Entries taken from a collection

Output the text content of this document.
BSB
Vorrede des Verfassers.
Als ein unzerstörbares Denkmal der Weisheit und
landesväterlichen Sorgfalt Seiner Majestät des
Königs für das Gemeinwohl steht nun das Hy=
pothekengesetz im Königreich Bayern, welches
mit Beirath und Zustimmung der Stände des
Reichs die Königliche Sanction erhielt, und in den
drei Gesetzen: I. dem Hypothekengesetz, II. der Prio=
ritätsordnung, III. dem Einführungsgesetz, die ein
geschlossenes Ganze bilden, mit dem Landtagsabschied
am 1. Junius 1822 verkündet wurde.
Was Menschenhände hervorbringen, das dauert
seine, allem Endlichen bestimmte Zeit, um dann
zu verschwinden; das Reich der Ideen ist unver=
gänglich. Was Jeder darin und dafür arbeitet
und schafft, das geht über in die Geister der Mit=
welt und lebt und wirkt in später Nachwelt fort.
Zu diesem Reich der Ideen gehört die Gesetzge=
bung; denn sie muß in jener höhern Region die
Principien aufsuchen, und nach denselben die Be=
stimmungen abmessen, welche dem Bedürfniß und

Exercise prompt:
Locate the string "Ideen" in the listing above and copy every line where it occurs.

The result:
zu verschwinden; das Reich der Ideen ist unver=
Zu diesem Reich der Ideen gehört die Gesetzge=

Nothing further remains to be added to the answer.